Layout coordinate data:
>>>

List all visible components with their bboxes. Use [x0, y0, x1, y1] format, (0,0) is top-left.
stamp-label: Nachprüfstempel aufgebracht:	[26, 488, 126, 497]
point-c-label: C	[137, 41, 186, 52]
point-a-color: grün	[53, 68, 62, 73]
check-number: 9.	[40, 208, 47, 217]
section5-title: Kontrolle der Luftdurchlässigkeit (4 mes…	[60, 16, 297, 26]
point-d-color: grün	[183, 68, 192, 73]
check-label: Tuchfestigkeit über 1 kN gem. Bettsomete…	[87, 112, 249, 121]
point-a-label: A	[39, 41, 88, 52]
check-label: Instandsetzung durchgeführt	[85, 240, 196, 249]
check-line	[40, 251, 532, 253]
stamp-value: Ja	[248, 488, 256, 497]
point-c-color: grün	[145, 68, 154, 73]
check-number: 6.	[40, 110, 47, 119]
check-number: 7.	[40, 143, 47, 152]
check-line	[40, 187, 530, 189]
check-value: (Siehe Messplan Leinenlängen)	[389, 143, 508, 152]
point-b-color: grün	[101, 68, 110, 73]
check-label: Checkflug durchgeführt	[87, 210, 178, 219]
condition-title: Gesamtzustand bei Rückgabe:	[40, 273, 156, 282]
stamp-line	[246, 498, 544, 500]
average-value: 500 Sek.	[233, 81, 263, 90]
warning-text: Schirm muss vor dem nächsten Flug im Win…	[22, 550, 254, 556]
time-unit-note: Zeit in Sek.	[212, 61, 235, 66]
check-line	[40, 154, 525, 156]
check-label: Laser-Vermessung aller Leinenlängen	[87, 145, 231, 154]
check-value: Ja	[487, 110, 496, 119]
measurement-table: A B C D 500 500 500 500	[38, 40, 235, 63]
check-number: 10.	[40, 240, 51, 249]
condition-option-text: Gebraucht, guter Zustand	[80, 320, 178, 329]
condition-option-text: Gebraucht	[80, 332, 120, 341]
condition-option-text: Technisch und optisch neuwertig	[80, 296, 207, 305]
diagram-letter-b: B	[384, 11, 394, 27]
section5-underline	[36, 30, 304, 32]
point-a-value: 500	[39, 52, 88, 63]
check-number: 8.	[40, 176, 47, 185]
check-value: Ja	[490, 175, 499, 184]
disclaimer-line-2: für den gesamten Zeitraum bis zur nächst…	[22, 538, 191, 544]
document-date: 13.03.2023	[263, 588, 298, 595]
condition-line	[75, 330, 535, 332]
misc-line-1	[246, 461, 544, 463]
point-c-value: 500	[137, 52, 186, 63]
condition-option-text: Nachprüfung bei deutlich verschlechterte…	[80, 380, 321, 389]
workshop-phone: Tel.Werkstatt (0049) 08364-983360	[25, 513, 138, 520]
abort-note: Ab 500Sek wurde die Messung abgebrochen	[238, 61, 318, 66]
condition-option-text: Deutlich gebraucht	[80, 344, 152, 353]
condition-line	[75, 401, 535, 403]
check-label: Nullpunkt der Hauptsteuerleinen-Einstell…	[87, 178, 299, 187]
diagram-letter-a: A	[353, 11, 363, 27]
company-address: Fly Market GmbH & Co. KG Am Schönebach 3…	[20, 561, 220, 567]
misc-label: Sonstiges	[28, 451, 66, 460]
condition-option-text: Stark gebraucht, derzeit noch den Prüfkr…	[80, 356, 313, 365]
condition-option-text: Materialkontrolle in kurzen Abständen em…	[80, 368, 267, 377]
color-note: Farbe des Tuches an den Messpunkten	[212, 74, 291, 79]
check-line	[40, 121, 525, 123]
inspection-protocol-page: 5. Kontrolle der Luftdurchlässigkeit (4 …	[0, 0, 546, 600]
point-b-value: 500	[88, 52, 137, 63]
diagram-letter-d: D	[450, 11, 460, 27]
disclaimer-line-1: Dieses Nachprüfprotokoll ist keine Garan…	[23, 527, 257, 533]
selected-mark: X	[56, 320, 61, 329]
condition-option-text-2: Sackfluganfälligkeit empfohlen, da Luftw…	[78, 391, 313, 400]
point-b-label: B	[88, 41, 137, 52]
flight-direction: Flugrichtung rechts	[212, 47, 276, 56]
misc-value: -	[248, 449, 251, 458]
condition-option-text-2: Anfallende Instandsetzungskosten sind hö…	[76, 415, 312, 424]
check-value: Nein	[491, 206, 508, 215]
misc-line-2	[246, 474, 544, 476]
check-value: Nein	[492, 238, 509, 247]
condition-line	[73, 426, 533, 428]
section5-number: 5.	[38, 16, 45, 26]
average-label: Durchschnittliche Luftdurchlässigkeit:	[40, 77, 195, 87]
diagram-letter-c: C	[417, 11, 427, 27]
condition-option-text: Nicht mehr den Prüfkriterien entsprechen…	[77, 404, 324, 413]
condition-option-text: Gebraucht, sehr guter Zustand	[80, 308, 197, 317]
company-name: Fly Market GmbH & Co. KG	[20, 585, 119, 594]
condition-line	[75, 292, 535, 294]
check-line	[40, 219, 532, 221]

<<<

**What needs to be done**
Print every line of the records above without changing anything.

**Completed exercise**
List all visible components with their bboxes. Use [x0, y0, x1, y1] format, (0,0) is top-left.
stamp-label: Nachprüfstempel aufgebracht:	[26, 488, 126, 497]
point-c-label: C	[137, 41, 186, 52]
point-a-color: grün	[53, 68, 62, 73]
check-number: 9.	[40, 208, 47, 217]
section5-title: Kontrolle der Luftdurchlässigkeit (4 mes…	[60, 16, 297, 26]
point-d-color: grün	[183, 68, 192, 73]
check-label: Tuchfestigkeit über 1 kN gem. Bettsomete…	[87, 112, 249, 121]
point-a-label: A	[39, 41, 88, 52]
check-label: Instandsetzung durchgeführt	[85, 240, 196, 249]
check-line	[40, 251, 532, 253]
stamp-value: Ja	[248, 488, 256, 497]
point-c-color: grün	[145, 68, 154, 73]
check-number: 6.	[40, 110, 47, 119]
check-number: 7.	[40, 143, 47, 152]
check-line	[40, 187, 530, 189]
check-value: (Siehe Messplan Leinenlängen)	[389, 143, 508, 152]
point-b-color: grün	[101, 68, 110, 73]
check-label: Checkflug durchgeführt	[87, 210, 178, 219]
condition-title: Gesamtzustand bei Rückgabe:	[40, 273, 156, 282]
stamp-line	[246, 498, 544, 500]
average-value: 500 Sek.	[233, 81, 263, 90]
warning-text: Schirm muss vor dem nächsten Flug im Win…	[22, 550, 254, 556]
time-unit-note: Zeit in Sek.	[212, 61, 235, 66]
check-line	[40, 154, 525, 156]
check-label: Laser-Vermessung aller Leinenlängen	[87, 145, 231, 154]
check-value: Ja	[487, 110, 496, 119]
measurement-table: A B C D 500 500 500 500	[38, 40, 235, 63]
check-number: 10.	[40, 240, 51, 249]
condition-option-text: Gebraucht, guter Zustand	[80, 320, 178, 329]
condition-option-text: Gebraucht	[80, 332, 120, 341]
condition-option-text: Technisch und optisch neuwertig	[80, 296, 207, 305]
diagram-letter-b: B	[384, 11, 394, 27]
section5-underline	[36, 30, 304, 32]
point-a-value: 500	[39, 52, 88, 63]
check-number: 8.	[40, 176, 47, 185]
check-value: Ja	[490, 175, 499, 184]
disclaimer-line-2: für den gesamten Zeitraum bis zur nächst…	[22, 538, 191, 544]
document-date: 13.03.2023	[263, 588, 298, 595]
condition-line	[75, 330, 535, 332]
misc-line-1	[246, 461, 544, 463]
point-c-value: 500	[137, 52, 186, 63]
condition-option-text: Nachprüfung bei deutlich verschlechterte…	[80, 380, 321, 389]
workshop-phone: Tel.Werkstatt (0049) 08364-983360	[25, 513, 138, 520]
abort-note: Ab 500Sek wurde die Messung abgebrochen	[238, 61, 318, 66]
condition-option-text: Deutlich gebraucht	[80, 344, 152, 353]
condition-line	[75, 401, 535, 403]
check-label: Nullpunkt der Hauptsteuerleinen-Einstell…	[87, 178, 299, 187]
diagram-letter-a: A	[353, 11, 363, 27]
company-address: Fly Market GmbH & Co. KG Am Schönebach 3…	[20, 561, 220, 567]
misc-label: Sonstiges	[28, 451, 66, 460]
condition-option-text: Stark gebraucht, derzeit noch den Prüfkr…	[80, 356, 313, 365]
condition-option-text: Materialkontrolle in kurzen Abständen em…	[80, 368, 267, 377]
color-note: Farbe des Tuches an den Messpunkten	[212, 74, 291, 79]
check-line	[40, 121, 525, 123]
inspection-protocol-page: 5. Kontrolle der Luftdurchlässigkeit (4 …	[0, 0, 546, 600]
point-b-value: 500	[88, 52, 137, 63]
diagram-letter-d: D	[450, 11, 460, 27]
disclaimer-line-1: Dieses Nachprüfprotokoll ist keine Garan…	[23, 527, 257, 533]
selected-mark: X	[56, 320, 61, 329]
condition-option-text-2: Sackfluganfälligkeit empfohlen, da Luftw…	[78, 391, 313, 400]
point-b-label: B	[88, 41, 137, 52]
flight-direction: Flugrichtung rechts	[212, 47, 276, 56]
misc-value: -	[248, 449, 251, 458]
condition-option-text-2: Anfallende Instandsetzungskosten sind hö…	[76, 415, 312, 424]
check-value: Nein	[491, 206, 508, 215]
misc-line-2	[246, 474, 544, 476]
check-value: Nein	[492, 238, 509, 247]
condition-line	[73, 426, 533, 428]
section5-number: 5.	[38, 16, 45, 26]
average-label: Durchschnittliche Luftdurchlässigkeit:	[40, 77, 195, 87]
diagram-letter-c: C	[417, 11, 427, 27]
condition-option-text: Nicht mehr den Prüfkriterien entsprechen…	[77, 404, 324, 413]
condition-option-text: Gebraucht, sehr guter Zustand	[80, 308, 197, 317]
company-name: Fly Market GmbH & Co. KG	[20, 585, 119, 594]
condition-line	[75, 292, 535, 294]
check-line	[40, 219, 532, 221]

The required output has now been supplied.